[Problem statement]: Extract all of the entries and give them again, word for word.

Collected data
start

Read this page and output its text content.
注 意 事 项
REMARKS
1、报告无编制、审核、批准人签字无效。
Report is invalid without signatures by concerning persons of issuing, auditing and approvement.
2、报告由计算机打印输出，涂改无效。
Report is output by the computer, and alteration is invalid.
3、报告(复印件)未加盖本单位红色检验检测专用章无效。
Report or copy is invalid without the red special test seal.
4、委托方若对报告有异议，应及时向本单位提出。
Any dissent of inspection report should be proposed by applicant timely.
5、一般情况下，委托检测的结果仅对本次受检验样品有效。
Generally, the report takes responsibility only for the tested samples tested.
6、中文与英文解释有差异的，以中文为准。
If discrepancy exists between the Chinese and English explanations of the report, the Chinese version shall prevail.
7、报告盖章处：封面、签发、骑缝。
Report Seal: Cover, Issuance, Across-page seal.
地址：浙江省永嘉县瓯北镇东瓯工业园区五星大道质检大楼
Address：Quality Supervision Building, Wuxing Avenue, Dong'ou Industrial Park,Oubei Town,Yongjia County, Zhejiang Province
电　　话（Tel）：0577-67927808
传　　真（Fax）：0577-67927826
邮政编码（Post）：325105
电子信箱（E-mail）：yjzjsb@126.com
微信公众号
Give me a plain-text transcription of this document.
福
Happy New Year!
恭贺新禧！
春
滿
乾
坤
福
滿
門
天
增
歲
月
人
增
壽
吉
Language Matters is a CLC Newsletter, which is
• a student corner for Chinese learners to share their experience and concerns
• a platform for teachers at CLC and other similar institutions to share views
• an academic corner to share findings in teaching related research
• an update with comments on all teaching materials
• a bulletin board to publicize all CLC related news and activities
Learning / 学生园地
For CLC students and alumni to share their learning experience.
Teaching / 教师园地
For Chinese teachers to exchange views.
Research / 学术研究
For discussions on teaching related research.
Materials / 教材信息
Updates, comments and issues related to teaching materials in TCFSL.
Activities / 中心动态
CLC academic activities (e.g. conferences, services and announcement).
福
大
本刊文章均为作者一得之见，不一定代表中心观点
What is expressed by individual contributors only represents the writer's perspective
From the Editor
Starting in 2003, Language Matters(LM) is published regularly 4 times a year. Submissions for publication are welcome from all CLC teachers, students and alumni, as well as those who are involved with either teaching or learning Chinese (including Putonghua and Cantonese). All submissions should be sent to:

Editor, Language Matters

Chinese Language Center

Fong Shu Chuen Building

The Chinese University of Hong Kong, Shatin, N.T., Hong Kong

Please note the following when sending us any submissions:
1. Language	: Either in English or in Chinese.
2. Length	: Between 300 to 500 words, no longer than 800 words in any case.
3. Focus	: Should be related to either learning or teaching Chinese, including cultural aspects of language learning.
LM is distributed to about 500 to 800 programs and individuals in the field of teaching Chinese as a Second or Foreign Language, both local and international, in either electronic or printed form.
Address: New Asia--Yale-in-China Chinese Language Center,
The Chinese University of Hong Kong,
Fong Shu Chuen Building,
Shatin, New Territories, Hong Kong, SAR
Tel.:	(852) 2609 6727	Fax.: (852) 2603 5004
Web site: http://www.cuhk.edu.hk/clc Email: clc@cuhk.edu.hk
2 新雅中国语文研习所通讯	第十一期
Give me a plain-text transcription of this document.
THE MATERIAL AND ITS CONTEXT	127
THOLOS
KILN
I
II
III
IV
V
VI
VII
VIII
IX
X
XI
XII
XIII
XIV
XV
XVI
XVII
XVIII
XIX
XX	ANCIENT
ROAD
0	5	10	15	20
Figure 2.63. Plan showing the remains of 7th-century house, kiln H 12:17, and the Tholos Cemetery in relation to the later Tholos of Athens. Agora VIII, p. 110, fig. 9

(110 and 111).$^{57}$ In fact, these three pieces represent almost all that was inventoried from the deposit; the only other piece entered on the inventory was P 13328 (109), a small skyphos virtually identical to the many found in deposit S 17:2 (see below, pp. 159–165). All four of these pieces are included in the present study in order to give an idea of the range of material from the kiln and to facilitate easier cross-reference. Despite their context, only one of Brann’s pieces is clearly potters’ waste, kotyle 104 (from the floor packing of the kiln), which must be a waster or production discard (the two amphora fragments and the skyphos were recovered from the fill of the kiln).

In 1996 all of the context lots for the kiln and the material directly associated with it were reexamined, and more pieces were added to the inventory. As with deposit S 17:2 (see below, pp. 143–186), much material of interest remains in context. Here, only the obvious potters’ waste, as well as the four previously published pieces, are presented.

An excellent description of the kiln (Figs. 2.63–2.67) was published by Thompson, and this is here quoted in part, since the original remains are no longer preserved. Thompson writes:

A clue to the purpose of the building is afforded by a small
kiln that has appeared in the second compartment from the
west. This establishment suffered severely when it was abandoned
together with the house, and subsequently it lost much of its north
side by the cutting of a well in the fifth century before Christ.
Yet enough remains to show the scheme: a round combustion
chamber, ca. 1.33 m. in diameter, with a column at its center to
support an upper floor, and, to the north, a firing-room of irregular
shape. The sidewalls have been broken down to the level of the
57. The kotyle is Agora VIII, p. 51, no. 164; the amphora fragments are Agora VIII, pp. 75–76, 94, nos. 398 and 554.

end

[Output of the task]:
Read this page and output its text content.
注 意 事 项
REMARKS
1、报告无编制、审核、批准人签字无效。
Report is invalid without signatures by concerning persons of issuing, auditing and approvement.
2、报告由计算机打印输出，涂改无效。
Report is output by the computer, and alteration is invalid.
3、报告(复印件)未加盖本单位红色检验检测专用章无效。
Report or copy is invalid without the red special test seal.
4、委托方若对报告有异议，应及时向本单位提出。
Any dissent of inspection report should be proposed by applicant timely.
5、一般情况下，委托检测的结果仅对本次受检验样品有效。
Generally, the report takes responsibility only for the tested samples tested.
6、中文与英文解释有差异的，以中文为准。
If discrepancy exists between the Chinese and English explanations of the report, the Chinese version shall prevail.
7、报告盖章处：封面、签发、骑缝。
Report Seal: Cover, Issuance, Across-page seal.
地址：浙江省永嘉县瓯北镇东瓯工业园区五星大道质检大楼
Address：Quality Supervision Building, Wuxing Avenue, Dong'ou Industrial Park,Oubei Town,Yongjia County, Zhejiang Province
电　　话（Tel）：0577-67927808
传　　真（Fax）：0577-67927826
邮政编码（Post）：325105
电子信箱（E-mail）：yjzjsb@126.com
微信公众号
Give me a plain-text transcription of this document.
福
Happy New Year!
恭贺新禧！
春
滿
乾
坤
福
滿
門
天
增
歲
月
人
增
壽
吉
Language Matters is a CLC Newsletter, which is
• a student corner for Chinese learners to share their experience and concerns
• a platform for teachers at CLC and other similar institutions to share views
• an academic corner to share findings in teaching related research
• an update with comments on all teaching materials
• a bulletin board to publicize all CLC related news and activities
Learning / 学生园地
For CLC students and alumni to share their learning experience.
Teaching / 教师园地
For Chinese teachers to exchange views.
Research / 学术研究
For discussions on teaching related research.
Materials / 教材信息
Updates, comments and issues related to teaching materials in TCFSL.
Activities / 中心动态
CLC academic activities (e.g. conferences, services and announcement).
福
大
本刊文章均为作者一得之见，不一定代表中心观点
What is expressed by individual contributors only represents the writer's perspective
From the Editor
Starting in 2003, Language Matters(LM) is published regularly 4 times a year. Submissions for publication are welcome from all CLC teachers, students and alumni, as well as those who are involved with either teaching or learning Chinese (including Putonghua and Cantonese). All submissions should be sent to:

Editor, Language Matters

Chinese Language Center

Fong Shu Chuen Building

The Chinese University of Hong Kong, Shatin, N.T., Hong Kong

Please note the following when sending us any submissions:
1. Language	: Either in English or in Chinese.
2. Length	: Between 300 to 500 words, no longer than 800 words in any case.
3. Focus	: Should be related to either learning or teaching Chinese, including cultural aspects of language learning.
LM is distributed to about 500 to 800 programs and individuals in the field of teaching Chinese as a Second or Foreign Language, both local and international, in either electronic or printed form.
Address: New Asia--Yale-in-China Chinese Language Center,
The Chinese University of Hong Kong,
Fong Shu Chuen Building,
Shatin, New Territories, Hong Kong, SAR
Tel.:	(852) 2609 6727	Fax.: (852) 2603 5004
Web site: http://www.cuhk.edu.hk/clc Email: clc@cuhk.edu.hk
2 新雅中国语文研习所通讯	第十一期
Give me a plain-text transcription of this document.
THE MATERIAL AND ITS CONTEXT	127
THOLOS
KILN
I
II
III
IV
V
VI
VII
VIII
IX
X
XI
XII
XIII
XIV
XV
XVI
XVII
XVIII
XIX
XX	ANCIENT
ROAD
0	5	10	15	20
Figure 2.63. Plan showing the remains of 7th-century house, kiln H 12:17, and the Tholos Cemetery in relation to the later Tholos of Athens. Agora VIII, p. 110, fig. 9

(110 and 111).$^{57}$ In fact, these three pieces represent almost all that was inventoried from the deposit; the only other piece entered on the inventory was P 13328 (109), a small skyphos virtually identical to the many found in deposit S 17:2 (see below, pp. 159–165). All four of these pieces are included in the present study in order to give an idea of the range of material from the kiln and to facilitate easier cross-reference. Despite their context, only one of Brann’s pieces is clearly potters’ waste, kotyle 104 (from the floor packing of the kiln), which must be a waster or production discard (the two amphora fragments and the skyphos were recovered from the fill of the kiln).

In 1996 all of the context lots for the kiln and the material directly associated with it were reexamined, and more pieces were added to the inventory. As with deposit S 17:2 (see below, pp. 143–186), much material of interest remains in context. Here, only the obvious potters’ waste, as well as the four previously published pieces, are presented.

An excellent description of the kiln (Figs. 2.63–2.67) was published by Thompson, and this is here quoted in part, since the original remains are no longer preserved. Thompson writes:

A clue to the purpose of the building is afforded by a small
kiln that has appeared in the second compartment from the
west. This establishment suffered severely when it was abandoned
together with the house, and subsequently it lost much of its north
side by the cutting of a well in the fifth century before Christ.
Yet enough remains to show the scheme: a round combustion
chamber, ca. 1.33 m. in diameter, with a column at its center to
support an upper floor, and, to the north, a firing-room of irregular
shape. The sidewalls have been broken down to the level of the
57. The kotyle is Agora VIII, p. 51, no. 164; the amphora fragments are Agora VIII, pp. 75–76, 94, nos. 398 and 554.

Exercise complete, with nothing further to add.